* [Record excerpts]

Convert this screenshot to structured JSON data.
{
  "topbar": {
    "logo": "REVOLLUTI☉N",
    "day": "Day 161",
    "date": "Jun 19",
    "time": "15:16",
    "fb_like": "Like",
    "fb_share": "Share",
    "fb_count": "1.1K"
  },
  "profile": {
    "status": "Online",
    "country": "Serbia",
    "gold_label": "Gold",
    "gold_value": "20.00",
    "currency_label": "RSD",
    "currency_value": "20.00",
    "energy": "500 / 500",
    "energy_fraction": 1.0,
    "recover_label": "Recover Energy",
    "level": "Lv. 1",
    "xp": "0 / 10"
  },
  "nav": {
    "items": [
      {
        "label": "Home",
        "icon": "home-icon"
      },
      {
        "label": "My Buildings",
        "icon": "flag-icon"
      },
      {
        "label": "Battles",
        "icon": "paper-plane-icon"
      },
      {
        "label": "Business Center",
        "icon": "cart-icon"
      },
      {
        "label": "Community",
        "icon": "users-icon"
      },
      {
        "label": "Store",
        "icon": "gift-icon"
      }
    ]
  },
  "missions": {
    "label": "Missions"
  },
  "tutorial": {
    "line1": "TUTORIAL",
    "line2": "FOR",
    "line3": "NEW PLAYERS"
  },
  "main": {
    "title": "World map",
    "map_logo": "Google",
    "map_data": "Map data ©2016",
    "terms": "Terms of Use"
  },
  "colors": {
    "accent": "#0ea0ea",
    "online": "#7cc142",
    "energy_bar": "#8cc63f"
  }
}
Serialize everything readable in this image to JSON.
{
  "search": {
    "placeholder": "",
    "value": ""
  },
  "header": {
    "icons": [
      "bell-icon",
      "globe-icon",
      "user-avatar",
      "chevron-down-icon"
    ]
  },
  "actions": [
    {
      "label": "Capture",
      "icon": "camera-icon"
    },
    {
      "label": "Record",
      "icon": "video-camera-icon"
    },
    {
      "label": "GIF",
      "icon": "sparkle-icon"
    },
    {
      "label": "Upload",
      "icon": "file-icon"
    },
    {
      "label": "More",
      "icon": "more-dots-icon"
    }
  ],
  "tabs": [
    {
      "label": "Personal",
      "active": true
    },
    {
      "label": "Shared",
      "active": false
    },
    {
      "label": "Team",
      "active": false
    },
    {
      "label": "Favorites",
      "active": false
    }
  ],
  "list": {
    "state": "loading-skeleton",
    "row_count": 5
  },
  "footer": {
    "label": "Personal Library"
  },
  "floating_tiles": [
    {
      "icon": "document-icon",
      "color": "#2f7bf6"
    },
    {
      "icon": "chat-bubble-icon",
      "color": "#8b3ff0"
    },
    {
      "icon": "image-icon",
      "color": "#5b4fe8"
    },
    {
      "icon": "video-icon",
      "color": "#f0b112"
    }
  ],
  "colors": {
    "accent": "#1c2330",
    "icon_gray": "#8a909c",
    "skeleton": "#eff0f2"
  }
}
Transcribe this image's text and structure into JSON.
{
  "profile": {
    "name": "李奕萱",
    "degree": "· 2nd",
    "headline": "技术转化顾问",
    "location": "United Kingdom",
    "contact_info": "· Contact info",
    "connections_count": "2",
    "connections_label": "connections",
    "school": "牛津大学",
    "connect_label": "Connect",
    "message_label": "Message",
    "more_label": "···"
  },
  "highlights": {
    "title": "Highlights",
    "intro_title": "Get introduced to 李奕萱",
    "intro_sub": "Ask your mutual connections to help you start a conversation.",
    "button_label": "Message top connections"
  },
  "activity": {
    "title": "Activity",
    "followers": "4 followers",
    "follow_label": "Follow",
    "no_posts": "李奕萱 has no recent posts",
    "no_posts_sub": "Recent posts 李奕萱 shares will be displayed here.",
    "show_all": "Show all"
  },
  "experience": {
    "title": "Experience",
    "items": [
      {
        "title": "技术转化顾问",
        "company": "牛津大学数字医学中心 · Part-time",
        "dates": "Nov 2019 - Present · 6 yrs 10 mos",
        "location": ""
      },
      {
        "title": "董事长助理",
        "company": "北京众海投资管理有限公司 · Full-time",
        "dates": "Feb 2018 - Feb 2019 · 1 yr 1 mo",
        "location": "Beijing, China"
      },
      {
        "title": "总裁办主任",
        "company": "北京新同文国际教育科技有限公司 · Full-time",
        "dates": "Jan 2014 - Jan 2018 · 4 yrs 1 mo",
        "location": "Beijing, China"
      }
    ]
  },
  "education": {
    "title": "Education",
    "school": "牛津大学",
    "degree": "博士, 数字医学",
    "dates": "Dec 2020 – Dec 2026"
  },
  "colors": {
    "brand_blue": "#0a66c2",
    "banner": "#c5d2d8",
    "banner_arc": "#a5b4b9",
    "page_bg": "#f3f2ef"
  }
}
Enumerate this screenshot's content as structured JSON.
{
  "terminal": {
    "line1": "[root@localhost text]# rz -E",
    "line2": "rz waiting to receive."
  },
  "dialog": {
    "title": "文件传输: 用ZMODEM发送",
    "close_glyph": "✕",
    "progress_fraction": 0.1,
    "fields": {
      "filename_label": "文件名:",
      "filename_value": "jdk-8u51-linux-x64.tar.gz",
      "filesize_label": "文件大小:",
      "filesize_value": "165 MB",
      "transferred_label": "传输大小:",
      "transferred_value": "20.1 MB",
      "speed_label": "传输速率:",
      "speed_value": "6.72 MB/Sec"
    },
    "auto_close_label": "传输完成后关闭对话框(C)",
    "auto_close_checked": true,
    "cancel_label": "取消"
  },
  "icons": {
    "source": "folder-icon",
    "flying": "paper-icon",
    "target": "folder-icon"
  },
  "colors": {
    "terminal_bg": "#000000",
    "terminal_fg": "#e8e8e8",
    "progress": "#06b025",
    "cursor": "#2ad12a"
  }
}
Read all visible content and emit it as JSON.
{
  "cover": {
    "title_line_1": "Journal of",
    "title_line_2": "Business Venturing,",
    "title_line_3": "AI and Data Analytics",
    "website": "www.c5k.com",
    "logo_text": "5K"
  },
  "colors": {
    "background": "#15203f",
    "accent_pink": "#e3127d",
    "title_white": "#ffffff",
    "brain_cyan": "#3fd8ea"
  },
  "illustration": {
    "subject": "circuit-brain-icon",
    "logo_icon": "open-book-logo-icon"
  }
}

* [What the exercise asks]
Set down every line of the listing above again, exactly as given.

* [Finished answer]
Convert this screenshot to structured JSON data.
{
  "topbar": {
    "logo": "REVOLLUTI☉N",
    "day": "Day 161",
    "date": "Jun 19",
    "time": "15:16",
    "fb_like": "Like",
    "fb_share": "Share",
    "fb_count": "1.1K"
  },
  "profile": {
    "status": "Online",
    "country": "Serbia",
    "gold_label": "Gold",
    "gold_value": "20.00",
    "currency_label": "RSD",
    "currency_value": "20.00",
    "energy": "500 / 500",
    "energy_fraction": 1.0,
    "recover_label": "Recover Energy",
    "level": "Lv. 1",
    "xp": "0 / 10"
  },
  "nav": {
    "items": [
      {
        "label": "Home",
        "icon": "home-icon"
      },
      {
        "label": "My Buildings",
        "icon": "flag-icon"
      },
      {
        "label": "Battles",
        "icon": "paper-plane-icon"
      },
      {
        "label": "Business Center",
        "icon": "cart-icon"
      },
      {
        "label": "Community",
        "icon": "users-icon"
      },
      {
        "label": "Store",
        "icon": "gift-icon"
      }
    ]
  },
  "missions": {
    "label": "Missions"
  },
  "tutorial": {
    "line1": "TUTORIAL",
    "line2": "FOR",
    "line3": "NEW PLAYERS"
  },
  "main": {
    "title": "World map",
    "map_logo": "Google",
    "map_data": "Map data ©2016",
    "terms": "Terms of Use"
  },
  "colors": {
    "accent": "#0ea0ea",
    "online": "#7cc142",
    "energy_bar": "#8cc63f"
  }
}
Serialize everything readable in this image to JSON.
{
  "search": {
    "placeholder": "",
    "value": ""
  },
  "header": {
    "icons": [
      "bell-icon",
      "globe-icon",
      "user-avatar",
      "chevron-down-icon"
    ]
  },
  "actions": [
    {
      "label": "Capture",
      "icon": "camera-icon"
    },
    {
      "label": "Record",
      "icon": "video-camera-icon"
    },
    {
      "label": "GIF",
      "icon": "sparkle-icon"
    },
    {
      "label": "Upload",
      "icon": "file-icon"
    },
    {
      "label": "More",
      "icon": "more-dots-icon"
    }
  ],
  "tabs": [
    {
      "label": "Personal",
      "active": true
    },
    {
      "label": "Shared",
      "active": false
    },
    {
      "label": "Team",
      "active": false
    },
    {
      "label": "Favorites",
      "active": false
    }
  ],
  "list": {
    "state": "loading-skeleton",
    "row_count": 5
  },
  "footer": {
    "label": "Personal Library"
  },
  "floating_tiles": [
    {
      "icon": "document-icon",
      "color": "#2f7bf6"
    },
    {
      "icon": "chat-bubble-icon",
      "color": "#8b3ff0"
    },
    {
      "icon": "image-icon",
      "color": "#5b4fe8"
    },
    {
      "icon": "video-icon",
      "color": "#f0b112"
    }
  ],
  "colors": {
    "accent": "#1c2330",
    "icon_gray": "#8a909c",
    "skeleton": "#eff0f2"
  }
}
Transcribe this image's text and structure into JSON.
{
  "profile": {
    "name": "李奕萱",
    "degree": "· 2nd",
    "headline": "技术转化顾问",
    "location": "United Kingdom",
    "contact_info": "· Contact info",
    "connections_count": "2",
    "connections_label": "connections",
    "school": "牛津大学",
    "connect_label": "Connect",
    "message_label": "Message",
    "more_label": "···"
  },
  "highlights": {
    "title": "Highlights",
    "intro_title": "Get introduced to 李奕萱",
    "intro_sub": "Ask your mutual connections to help you start a conversation.",
    "button_label": "Message top connections"
  },
  "activity": {
    "title": "Activity",
    "followers": "4 followers",
    "follow_label": "Follow",
    "no_posts": "李奕萱 has no recent posts",
    "no_posts_sub": "Recent posts 李奕萱 shares will be displayed here.",
    "show_all": "Show all"
  },
  "experience": {
    "title": "Experience",
    "items": [
      {
        "title": "技术转化顾问",
        "company": "牛津大学数字医学中心 · Part-time",
        "dates": "Nov 2019 - Present · 6 yrs 10 mos",
        "location": ""
      },
      {
        "title": "董事长助理",
        "company": "北京众海投资管理有限公司 · Full-time",
        "dates": "Feb 2018 - Feb 2019 · 1 yr 1 mo",
        "location": "Beijing, China"
      },
      {
        "title": "总裁办主任",
        "company": "北京新同文国际教育科技有限公司 · Full-time",
        "dates": "Jan 2014 - Jan 2018 · 4 yrs 1 mo",
        "location": "Beijing, China"
      }
    ]
  },
  "education": {
    "title": "Education",
    "school": "牛津大学",
    "degree": "博士, 数字医学",
    "dates": "Dec 2020 – Dec 2026"
  },
  "colors": {
    "brand_blue": "#0a66c2",
    "banner": "#c5d2d8",
    "banner_arc": "#a5b4b9",
    "page_bg": "#f3f2ef"
  }
}
Enumerate this screenshot's content as structured JSON.
{
  "terminal": {
    "line1": "[root@localhost text]# rz -E",
    "line2": "rz waiting to receive."
  },
  "dialog": {
    "title": "文件传输: 用ZMODEM发送",
    "close_glyph": "✕",
    "progress_fraction": 0.1,
    "fields": {
      "filename_label": "文件名:",
      "filename_value": "jdk-8u51-linux-x64.tar.gz",
      "filesize_label": "文件大小:",
      "filesize_value": "165 MB",
      "transferred_label": "传输大小:",
      "transferred_value": "20.1 MB",
      "speed_label": "传输速率:",
      "speed_value": "6.72 MB/Sec"
    },
    "auto_close_label": "传输完成后关闭对话框(C)",
    "auto_close_checked": true,
    "cancel_label": "取消"
  },
  "icons": {
    "source": "folder-icon",
    "flying": "paper-icon",
    "target": "folder-icon"
  },
  "colors": {
    "terminal_bg": "#000000",
    "terminal_fg": "#e8e8e8",
    "progress": "#06b025",
    "cursor": "#2ad12a"
  }
}
Read all visible content and emit it as JSON.
{
  "cover": {
    "title_line_1": "Journal of",
    "title_line_2": "Business Venturing,",
    "title_line_3": "AI and Data Analytics",
    "website": "www.c5k.com",
    "logo_text": "5K"
  },
  "colors": {
    "background": "#15203f",
    "accent_pink": "#e3127d",
    "title_white": "#ffffff",
    "brain_cyan": "#3fd8ea"
  },
  "illustration": {
    "subject": "circuit-brain-icon",
    "logo_icon": "open-book-logo-icon"
  }
}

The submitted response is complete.